┏━━

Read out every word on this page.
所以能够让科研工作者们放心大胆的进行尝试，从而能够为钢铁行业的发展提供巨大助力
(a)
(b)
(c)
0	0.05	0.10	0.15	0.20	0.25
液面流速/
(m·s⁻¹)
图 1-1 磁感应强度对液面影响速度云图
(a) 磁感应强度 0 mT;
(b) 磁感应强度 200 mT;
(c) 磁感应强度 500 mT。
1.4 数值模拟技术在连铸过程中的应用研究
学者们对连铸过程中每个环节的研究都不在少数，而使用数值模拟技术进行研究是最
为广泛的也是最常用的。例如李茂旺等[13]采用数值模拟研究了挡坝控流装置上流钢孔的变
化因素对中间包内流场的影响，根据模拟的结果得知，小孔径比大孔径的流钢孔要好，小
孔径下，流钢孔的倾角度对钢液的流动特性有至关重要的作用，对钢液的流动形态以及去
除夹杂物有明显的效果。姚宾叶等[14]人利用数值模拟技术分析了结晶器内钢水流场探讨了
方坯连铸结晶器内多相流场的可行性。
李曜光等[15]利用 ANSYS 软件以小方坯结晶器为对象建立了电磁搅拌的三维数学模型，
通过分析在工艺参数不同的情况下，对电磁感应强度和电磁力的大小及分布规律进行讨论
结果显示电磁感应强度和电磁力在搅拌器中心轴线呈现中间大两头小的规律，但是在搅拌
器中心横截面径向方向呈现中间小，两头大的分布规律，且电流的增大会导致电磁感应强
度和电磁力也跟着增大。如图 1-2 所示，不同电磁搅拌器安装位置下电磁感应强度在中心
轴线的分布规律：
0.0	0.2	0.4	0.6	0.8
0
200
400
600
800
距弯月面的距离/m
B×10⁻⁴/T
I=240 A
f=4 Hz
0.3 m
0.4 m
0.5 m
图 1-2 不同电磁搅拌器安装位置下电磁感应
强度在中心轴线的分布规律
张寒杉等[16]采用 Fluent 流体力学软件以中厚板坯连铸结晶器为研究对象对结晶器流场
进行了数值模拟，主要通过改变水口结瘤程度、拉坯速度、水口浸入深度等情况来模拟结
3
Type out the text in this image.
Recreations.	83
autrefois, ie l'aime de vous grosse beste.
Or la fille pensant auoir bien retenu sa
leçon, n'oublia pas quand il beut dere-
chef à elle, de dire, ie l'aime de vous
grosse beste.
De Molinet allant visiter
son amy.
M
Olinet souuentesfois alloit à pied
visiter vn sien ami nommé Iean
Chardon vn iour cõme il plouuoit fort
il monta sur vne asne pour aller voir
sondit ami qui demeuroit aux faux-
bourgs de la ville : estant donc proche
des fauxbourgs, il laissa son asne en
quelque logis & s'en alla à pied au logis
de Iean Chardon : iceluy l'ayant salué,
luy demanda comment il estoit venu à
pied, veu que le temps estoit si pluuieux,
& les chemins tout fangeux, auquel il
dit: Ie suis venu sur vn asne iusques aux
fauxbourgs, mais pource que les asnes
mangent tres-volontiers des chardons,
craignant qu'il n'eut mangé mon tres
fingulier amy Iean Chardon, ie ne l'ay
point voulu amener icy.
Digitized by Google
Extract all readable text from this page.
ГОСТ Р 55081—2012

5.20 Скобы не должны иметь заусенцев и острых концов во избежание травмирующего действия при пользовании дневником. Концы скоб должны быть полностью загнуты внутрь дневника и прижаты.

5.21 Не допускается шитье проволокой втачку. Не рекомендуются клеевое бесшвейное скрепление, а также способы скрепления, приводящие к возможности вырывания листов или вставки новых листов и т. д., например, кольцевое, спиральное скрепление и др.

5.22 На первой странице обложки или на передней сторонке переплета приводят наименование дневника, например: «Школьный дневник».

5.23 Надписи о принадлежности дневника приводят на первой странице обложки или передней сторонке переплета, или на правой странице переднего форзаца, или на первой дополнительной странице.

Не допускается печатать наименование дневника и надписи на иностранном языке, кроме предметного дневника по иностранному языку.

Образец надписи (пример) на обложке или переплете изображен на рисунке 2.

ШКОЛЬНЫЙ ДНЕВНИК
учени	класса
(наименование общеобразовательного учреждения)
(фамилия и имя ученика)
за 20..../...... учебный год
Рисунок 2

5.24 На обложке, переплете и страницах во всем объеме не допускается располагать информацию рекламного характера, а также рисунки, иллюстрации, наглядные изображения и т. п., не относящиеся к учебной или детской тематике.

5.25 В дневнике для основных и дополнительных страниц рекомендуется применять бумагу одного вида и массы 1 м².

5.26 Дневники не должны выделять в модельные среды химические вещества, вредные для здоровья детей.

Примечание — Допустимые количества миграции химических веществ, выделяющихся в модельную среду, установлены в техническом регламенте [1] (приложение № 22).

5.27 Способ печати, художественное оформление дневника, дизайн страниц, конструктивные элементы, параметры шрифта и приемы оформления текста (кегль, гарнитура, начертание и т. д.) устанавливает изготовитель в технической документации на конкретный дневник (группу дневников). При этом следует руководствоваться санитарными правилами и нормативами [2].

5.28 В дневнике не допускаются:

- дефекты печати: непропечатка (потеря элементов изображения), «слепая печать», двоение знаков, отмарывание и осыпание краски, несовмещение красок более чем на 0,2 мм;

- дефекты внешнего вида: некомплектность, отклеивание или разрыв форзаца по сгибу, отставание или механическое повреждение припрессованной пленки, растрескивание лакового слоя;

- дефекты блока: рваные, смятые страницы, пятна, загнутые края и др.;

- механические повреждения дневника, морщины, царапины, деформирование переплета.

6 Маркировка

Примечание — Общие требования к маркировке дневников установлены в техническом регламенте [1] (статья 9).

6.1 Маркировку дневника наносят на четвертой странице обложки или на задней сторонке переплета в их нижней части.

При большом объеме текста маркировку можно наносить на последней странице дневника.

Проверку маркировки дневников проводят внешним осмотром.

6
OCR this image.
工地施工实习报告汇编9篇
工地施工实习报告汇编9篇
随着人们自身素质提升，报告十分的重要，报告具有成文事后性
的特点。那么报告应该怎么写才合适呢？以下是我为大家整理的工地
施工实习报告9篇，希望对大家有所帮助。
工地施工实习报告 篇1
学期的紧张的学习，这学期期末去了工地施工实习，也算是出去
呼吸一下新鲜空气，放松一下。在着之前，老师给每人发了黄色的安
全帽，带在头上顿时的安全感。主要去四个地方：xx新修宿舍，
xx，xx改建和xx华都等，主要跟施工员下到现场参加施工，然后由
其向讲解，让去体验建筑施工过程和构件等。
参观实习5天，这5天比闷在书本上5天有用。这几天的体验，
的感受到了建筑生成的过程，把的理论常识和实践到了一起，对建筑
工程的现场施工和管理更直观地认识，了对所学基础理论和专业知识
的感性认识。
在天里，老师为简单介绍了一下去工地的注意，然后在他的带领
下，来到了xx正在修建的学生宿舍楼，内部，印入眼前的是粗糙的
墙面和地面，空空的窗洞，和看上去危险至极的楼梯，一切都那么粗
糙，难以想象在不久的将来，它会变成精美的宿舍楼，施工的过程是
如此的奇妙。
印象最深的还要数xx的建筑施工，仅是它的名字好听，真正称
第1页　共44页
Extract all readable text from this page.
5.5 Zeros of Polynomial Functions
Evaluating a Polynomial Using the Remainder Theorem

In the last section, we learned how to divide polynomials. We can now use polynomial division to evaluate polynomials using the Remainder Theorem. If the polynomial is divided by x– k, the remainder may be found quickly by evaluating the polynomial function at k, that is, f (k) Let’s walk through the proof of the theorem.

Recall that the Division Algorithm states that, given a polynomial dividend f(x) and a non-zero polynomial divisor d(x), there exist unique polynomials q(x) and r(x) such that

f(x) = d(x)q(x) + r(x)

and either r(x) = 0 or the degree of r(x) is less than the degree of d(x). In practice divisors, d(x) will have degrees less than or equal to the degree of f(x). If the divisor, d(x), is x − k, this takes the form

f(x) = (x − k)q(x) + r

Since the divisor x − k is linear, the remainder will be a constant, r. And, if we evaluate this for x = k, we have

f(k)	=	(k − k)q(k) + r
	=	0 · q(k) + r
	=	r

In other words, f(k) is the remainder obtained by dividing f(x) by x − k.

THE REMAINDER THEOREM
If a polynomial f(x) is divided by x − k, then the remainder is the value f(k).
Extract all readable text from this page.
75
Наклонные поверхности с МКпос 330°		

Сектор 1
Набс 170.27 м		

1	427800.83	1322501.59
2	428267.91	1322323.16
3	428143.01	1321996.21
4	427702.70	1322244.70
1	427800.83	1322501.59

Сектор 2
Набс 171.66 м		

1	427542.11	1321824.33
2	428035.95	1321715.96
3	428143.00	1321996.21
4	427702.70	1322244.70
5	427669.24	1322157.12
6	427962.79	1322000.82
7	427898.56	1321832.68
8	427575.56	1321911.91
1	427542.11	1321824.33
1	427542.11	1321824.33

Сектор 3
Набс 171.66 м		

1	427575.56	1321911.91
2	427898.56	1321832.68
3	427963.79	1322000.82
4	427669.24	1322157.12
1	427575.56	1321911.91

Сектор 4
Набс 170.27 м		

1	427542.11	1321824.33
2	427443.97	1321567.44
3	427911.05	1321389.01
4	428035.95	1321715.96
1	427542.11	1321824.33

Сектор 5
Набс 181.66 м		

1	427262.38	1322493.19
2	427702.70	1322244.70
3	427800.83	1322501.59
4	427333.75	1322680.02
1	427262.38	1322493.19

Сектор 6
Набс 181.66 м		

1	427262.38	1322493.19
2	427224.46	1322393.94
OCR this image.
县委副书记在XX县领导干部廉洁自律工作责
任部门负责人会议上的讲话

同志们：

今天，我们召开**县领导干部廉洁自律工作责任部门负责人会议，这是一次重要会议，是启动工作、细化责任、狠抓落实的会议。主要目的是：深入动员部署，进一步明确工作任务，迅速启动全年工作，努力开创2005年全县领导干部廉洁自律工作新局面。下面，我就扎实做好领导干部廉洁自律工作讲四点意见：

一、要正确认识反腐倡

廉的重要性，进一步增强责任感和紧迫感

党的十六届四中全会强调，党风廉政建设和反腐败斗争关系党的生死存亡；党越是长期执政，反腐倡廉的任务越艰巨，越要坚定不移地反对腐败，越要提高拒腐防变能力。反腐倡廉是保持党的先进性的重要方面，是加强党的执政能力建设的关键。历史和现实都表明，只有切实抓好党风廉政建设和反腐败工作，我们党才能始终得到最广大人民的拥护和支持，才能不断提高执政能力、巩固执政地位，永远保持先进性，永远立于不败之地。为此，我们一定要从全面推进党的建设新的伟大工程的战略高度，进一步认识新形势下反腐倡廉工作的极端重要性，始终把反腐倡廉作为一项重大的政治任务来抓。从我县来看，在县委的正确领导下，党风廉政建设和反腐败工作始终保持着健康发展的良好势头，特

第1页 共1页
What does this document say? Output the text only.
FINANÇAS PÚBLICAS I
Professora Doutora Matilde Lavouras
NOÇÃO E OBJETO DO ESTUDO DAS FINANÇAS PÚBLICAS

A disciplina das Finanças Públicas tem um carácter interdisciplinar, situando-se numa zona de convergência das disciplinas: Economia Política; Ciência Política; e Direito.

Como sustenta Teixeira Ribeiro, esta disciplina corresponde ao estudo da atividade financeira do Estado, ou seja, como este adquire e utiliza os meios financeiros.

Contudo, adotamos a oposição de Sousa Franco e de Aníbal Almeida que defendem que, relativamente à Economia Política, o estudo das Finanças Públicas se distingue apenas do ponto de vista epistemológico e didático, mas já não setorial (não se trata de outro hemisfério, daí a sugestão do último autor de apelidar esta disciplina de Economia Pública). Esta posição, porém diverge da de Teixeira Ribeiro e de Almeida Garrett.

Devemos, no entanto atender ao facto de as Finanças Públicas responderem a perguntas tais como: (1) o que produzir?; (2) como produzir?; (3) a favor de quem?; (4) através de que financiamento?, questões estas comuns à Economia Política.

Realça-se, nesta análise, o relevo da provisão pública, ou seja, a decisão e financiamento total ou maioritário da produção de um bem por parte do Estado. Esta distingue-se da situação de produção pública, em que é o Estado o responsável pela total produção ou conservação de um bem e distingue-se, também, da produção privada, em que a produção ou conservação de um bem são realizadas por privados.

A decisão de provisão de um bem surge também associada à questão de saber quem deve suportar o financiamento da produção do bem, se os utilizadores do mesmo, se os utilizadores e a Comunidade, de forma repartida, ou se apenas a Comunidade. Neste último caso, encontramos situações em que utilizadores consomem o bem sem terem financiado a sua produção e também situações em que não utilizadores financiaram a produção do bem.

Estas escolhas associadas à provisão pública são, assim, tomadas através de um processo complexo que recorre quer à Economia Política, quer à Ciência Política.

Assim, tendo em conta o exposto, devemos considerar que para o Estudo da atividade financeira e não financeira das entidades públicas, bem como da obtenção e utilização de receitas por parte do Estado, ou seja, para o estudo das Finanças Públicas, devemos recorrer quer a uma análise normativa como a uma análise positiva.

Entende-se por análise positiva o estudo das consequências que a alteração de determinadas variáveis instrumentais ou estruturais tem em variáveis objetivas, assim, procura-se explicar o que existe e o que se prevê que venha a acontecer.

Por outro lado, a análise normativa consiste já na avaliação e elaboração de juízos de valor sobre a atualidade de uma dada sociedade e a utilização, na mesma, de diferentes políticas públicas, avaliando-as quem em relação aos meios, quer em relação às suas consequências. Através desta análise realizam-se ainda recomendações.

┗━━

Brief
Search the records above for "изображения". Copy each line where it is found.

Answer to the problem
5.24 На обложке, переплете и страницах во всем объеме не допускается располагать информацию рекламного характера, а также рисунки, иллюстрации, наглядные изображения и т. п., не относящиеся к учебной или детской тематике.
- дефекты печати: непропечатка (потеря элементов изображения), «слепая печать», двоение знаков, отмарывание и осыпание краски, несовмещение красок более чем на 0,2 мм;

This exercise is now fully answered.